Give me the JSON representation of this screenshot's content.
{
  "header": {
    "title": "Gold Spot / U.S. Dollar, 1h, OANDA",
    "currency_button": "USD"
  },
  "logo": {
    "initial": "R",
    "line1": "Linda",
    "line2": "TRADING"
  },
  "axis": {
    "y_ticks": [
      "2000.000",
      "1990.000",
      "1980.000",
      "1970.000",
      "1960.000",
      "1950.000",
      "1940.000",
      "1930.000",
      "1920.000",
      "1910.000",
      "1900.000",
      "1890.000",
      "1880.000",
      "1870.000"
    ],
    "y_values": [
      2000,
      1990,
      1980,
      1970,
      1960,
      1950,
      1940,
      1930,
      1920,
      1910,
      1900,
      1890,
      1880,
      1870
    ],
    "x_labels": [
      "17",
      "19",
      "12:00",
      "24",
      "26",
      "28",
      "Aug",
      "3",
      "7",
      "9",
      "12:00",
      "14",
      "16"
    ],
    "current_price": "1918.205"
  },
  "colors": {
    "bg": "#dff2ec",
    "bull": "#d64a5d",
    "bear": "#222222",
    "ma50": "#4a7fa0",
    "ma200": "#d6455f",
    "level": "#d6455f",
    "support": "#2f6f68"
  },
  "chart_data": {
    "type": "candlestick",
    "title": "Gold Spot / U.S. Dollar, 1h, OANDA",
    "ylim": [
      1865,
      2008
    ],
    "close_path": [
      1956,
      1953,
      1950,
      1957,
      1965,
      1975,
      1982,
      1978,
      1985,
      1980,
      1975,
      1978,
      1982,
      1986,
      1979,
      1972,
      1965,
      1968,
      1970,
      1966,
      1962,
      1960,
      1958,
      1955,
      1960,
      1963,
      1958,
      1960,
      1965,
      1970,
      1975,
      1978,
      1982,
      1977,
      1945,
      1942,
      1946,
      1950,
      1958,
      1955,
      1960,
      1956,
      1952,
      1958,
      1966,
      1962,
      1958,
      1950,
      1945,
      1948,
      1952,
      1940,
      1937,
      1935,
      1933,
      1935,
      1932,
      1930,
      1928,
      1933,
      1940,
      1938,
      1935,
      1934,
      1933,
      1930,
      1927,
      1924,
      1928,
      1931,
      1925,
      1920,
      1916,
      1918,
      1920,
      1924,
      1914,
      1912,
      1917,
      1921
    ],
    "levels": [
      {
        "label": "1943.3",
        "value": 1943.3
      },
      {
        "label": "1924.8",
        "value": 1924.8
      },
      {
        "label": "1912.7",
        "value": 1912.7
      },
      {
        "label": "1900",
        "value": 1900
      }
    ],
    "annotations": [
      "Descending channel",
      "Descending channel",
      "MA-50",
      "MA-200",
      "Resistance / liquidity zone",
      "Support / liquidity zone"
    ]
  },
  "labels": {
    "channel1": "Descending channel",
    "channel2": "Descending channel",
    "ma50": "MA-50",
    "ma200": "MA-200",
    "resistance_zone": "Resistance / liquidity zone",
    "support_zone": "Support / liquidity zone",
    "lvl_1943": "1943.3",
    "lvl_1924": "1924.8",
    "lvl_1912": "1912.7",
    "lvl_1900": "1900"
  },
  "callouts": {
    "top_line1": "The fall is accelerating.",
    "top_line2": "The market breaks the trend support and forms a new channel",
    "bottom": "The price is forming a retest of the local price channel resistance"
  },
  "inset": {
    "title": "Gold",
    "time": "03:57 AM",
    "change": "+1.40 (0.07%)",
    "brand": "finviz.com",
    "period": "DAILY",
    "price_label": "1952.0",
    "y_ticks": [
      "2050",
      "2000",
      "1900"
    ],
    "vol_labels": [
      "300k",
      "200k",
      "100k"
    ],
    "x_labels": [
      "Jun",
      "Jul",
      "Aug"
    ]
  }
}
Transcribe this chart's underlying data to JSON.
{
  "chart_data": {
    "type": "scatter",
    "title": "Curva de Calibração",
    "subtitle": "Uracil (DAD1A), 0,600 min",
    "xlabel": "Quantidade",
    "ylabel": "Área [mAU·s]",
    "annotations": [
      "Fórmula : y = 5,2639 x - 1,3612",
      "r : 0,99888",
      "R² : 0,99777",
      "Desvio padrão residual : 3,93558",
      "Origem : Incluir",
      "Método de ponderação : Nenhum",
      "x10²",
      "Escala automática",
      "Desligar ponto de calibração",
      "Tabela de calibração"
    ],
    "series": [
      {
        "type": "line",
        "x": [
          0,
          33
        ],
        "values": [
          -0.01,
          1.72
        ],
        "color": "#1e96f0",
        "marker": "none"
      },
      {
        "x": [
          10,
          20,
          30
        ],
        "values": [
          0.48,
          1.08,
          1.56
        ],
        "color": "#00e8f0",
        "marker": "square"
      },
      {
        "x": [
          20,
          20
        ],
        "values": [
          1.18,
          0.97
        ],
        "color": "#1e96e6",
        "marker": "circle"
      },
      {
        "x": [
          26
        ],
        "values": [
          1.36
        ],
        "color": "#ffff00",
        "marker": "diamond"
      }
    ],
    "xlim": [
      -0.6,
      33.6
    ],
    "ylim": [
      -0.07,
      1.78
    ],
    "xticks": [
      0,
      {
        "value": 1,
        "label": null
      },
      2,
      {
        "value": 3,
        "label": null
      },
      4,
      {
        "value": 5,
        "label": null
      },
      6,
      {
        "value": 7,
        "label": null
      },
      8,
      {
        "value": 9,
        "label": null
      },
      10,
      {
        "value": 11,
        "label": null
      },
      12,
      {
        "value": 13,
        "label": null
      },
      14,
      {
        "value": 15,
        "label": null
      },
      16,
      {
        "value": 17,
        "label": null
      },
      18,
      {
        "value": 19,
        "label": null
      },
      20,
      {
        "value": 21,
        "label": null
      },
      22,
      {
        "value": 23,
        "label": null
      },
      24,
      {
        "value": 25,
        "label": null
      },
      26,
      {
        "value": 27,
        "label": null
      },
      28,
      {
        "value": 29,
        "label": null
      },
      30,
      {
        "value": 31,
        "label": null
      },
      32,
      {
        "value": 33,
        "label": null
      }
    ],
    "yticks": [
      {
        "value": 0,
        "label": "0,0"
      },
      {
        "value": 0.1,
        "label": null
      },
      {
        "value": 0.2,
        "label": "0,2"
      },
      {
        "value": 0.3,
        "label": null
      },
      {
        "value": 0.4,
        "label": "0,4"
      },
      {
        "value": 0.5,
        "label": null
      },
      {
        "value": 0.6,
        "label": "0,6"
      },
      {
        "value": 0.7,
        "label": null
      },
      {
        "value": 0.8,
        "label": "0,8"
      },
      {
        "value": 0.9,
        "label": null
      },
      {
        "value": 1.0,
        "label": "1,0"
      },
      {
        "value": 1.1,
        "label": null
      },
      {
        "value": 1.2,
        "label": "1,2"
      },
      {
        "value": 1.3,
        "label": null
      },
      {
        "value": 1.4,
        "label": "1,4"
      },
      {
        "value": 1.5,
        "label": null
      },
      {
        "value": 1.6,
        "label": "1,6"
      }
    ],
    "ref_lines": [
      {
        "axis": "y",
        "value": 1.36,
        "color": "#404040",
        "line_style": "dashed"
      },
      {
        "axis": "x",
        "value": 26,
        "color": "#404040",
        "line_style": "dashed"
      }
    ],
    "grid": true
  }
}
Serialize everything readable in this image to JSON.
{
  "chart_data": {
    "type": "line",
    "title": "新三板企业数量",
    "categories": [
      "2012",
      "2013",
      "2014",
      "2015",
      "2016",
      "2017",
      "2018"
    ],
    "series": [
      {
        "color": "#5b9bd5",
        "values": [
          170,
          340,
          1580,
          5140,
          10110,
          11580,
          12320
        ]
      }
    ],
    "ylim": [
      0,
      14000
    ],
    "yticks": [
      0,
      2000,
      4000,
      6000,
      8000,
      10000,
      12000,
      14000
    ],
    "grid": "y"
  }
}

[Aim of the task]
Transcribe all lines as written.

[Response to this exercise]
Give me the JSON representation of this screenshot's content.
{
  "header": {
    "title": "Gold Spot / U.S. Dollar, 1h, OANDA",
    "currency_button": "USD"
  },
  "logo": {
    "initial": "R",
    "line1": "Linda",
    "line2": "TRADING"
  },
  "axis": {
    "y_ticks": [
      "2000.000",
      "1990.000",
      "1980.000",
      "1970.000",
      "1960.000",
      "1950.000",
      "1940.000",
      "1930.000",
      "1920.000",
      "1910.000",
      "1900.000",
      "1890.000",
      "1880.000",
      "1870.000"
    ],
    "y_values": [
      2000,
      1990,
      1980,
      1970,
      1960,
      1950,
      1940,
      1930,
      1920,
      1910,
      1900,
      1890,
      1880,
      1870
    ],
    "x_labels": [
      "17",
      "19",
      "12:00",
      "24",
      "26",
      "28",
      "Aug",
      "3",
      "7",
      "9",
      "12:00",
      "14",
      "16"
    ],
    "current_price": "1918.205"
  },
  "colors": {
    "bg": "#dff2ec",
    "bull": "#d64a5d",
    "bear": "#222222",
    "ma50": "#4a7fa0",
    "ma200": "#d6455f",
    "level": "#d6455f",
    "support": "#2f6f68"
  },
  "chart_data": {
    "type": "candlestick",
    "title": "Gold Spot / U.S. Dollar, 1h, OANDA",
    "ylim": [
      1865,
      2008
    ],
    "close_path": [
      1956,
      1953,
      1950,
      1957,
      1965,
      1975,
      1982,
      1978,
      1985,
      1980,
      1975,
      1978,
      1982,
      1986,
      1979,
      1972,
      1965,
      1968,
      1970,
      1966,
      1962,
      1960,
      1958,
      1955,
      1960,
      1963,
      1958,
      1960,
      1965,
      1970,
      1975,
      1978,
      1982,
      1977,
      1945,
      1942,
      1946,
      1950,
      1958,
      1955,
      1960,
      1956,
      1952,
      1958,
      1966,
      1962,
      1958,
      1950,
      1945,
      1948,
      1952,
      1940,
      1937,
      1935,
      1933,
      1935,
      1932,
      1930,
      1928,
      1933,
      1940,
      1938,
      1935,
      1934,
      1933,
      1930,
      1927,
      1924,
      1928,
      1931,
      1925,
      1920,
      1916,
      1918,
      1920,
      1924,
      1914,
      1912,
      1917,
      1921
    ],
    "levels": [
      {
        "label": "1943.3",
        "value": 1943.3
      },
      {
        "label": "1924.8",
        "value": 1924.8
      },
      {
        "label": "1912.7",
        "value": 1912.7
      },
      {
        "label": "1900",
        "value": 1900
      }
    ],
    "annotations": [
      "Descending channel",
      "Descending channel",
      "MA-50",
      "MA-200",
      "Resistance / liquidity zone",
      "Support / liquidity zone"
    ]
  },
  "labels": {
    "channel1": "Descending channel",
    "channel2": "Descending channel",
    "ma50": "MA-50",
    "ma200": "MA-200",
    "resistance_zone": "Resistance / liquidity zone",
    "support_zone": "Support / liquidity zone",
    "lvl_1943": "1943.3",
    "lvl_1924": "1924.8",
    "lvl_1912": "1912.7",
    "lvl_1900": "1900"
  },
  "callouts": {
    "top_line1": "The fall is accelerating.",
    "top_line2": "The market breaks the trend support and forms a new channel",
    "bottom": "The price is forming a retest of the local price channel resistance"
  },
  "inset": {
    "title": "Gold",
    "time": "03:57 AM",
    "change": "+1.40 (0.07%)",
    "brand": "finviz.com",
    "period": "DAILY",
    "price_label": "1952.0",
    "y_ticks": [
      "2050",
      "2000",
      "1900"
    ],
    "vol_labels": [
      "300k",
      "200k",
      "100k"
    ],
    "x_labels": [
      "Jun",
      "Jul",
      "Aug"
    ]
  }
}
Transcribe this chart's underlying data to JSON.
{
  "chart_data": {
    "type": "scatter",
    "title": "Curva de Calibração",
    "subtitle": "Uracil (DAD1A), 0,600 min",
    "xlabel": "Quantidade",
    "ylabel": "Área [mAU·s]",
    "annotations": [
      "Fórmula : y = 5,2639 x - 1,3612",
      "r : 0,99888",
      "R² : 0,99777",
      "Desvio padrão residual : 3,93558",
      "Origem : Incluir",
      "Método de ponderação : Nenhum",
      "x10²",
      "Escala automática",
      "Desligar ponto de calibração",
      "Tabela de calibração"
    ],
    "series": [
      {
        "type": "line",
        "x": [
          0,
          33
        ],
        "values": [
          -0.01,
          1.72
        ],
        "color": "#1e96f0",
        "marker": "none"
      },
      {
        "x": [
          10,
          20,
          30
        ],
        "values": [
          0.48,
          1.08,
          1.56
        ],
        "color": "#00e8f0",
        "marker": "square"
      },
      {
        "x": [
          20,
          20
        ],
        "values": [
          1.18,
          0.97
        ],
        "color": "#1e96e6",
        "marker": "circle"
      },
      {
        "x": [
          26
        ],
        "values": [
          1.36
        ],
        "color": "#ffff00",
        "marker": "diamond"
      }
    ],
    "xlim": [
      -0.6,
      33.6
    ],
    "ylim": [
      -0.07,
      1.78
    ],
    "xticks": [
      0,
      {
        "value": 1,
        "label": null
      },
      2,
      {
        "value": 3,
        "label": null
      },
      4,
      {
        "value": 5,
        "label": null
      },
      6,
      {
        "value": 7,
        "label": null
      },
      8,
      {
        "value": 9,
        "label": null
      },
      10,
      {
        "value": 11,
        "label": null
      },
      12,
      {
        "value": 13,
        "label": null
      },
      14,
      {
        "value": 15,
        "label": null
      },
      16,
      {
        "value": 17,
        "label": null
      },
      18,
      {
        "value": 19,
        "label": null
      },
      20,
      {
        "value": 21,
        "label": null
      },
      22,
      {
        "value": 23,
        "label": null
      },
      24,
      {
        "value": 25,
        "label": null
      },
      26,
      {
        "value": 27,
        "label": null
      },
      28,
      {
        "value": 29,
        "label": null
      },
      30,
      {
        "value": 31,
        "label": null
      },
      32,
      {
        "value": 33,
        "label": null
      }
    ],
    "yticks": [
      {
        "value": 0,
        "label": "0,0"
      },
      {
        "value": 0.1,
        "label": null
      },
      {
        "value": 0.2,
        "label": "0,2"
      },
      {
        "value": 0.3,
        "label": null
      },
      {
        "value": 0.4,
        "label": "0,4"
      },
      {
        "value": 0.5,
        "label": null
      },
      {
        "value": 0.6,
        "label": "0,6"
      },
      {
        "value": 0.7,
        "label": null
      },
      {
        "value": 0.8,
        "label": "0,8"
      },
      {
        "value": 0.9,
        "label": null
      },
      {
        "value": 1.0,
        "label": "1,0"
      },
      {
        "value": 1.1,
        "label": null
      },
      {
        "value": 1.2,
        "label": "1,2"
      },
      {
        "value": 1.3,
        "label": null
      },
      {
        "value": 1.4,
        "label": "1,4"
      },
      {
        "value": 1.5,
        "label": null
      },
      {
        "value": 1.6,
        "label": "1,6"
      }
    ],
    "ref_lines": [
      {
        "axis": "y",
        "value": 1.36,
        "color": "#404040",
        "line_style": "dashed"
      },
      {
        "axis": "x",
        "value": 26,
        "color": "#404040",
        "line_style": "dashed"
      }
    ],
    "grid": true
  }
}
Serialize everything readable in this image to JSON.
{
  "chart_data": {
    "type": "line",
    "title": "新三板企业数量",
    "categories": [
      "2012",
      "2013",
      "2014",
      "2015",
      "2016",
      "2017",
      "2018"
    ],
    "series": [
      {
        "color": "#5b9bd5",
        "values": [
          170,
          340,
          1580,
          5140,
          10110,
          11580,
          12320
        ]
      }
    ],
    "ylim": [
      0,
      14000
    ],
    "yticks": [
      0,
      2000,
      4000,
      6000,
      8000,
      10000,
      12000,
      14000
    ],
    "grid": "y"
  }
}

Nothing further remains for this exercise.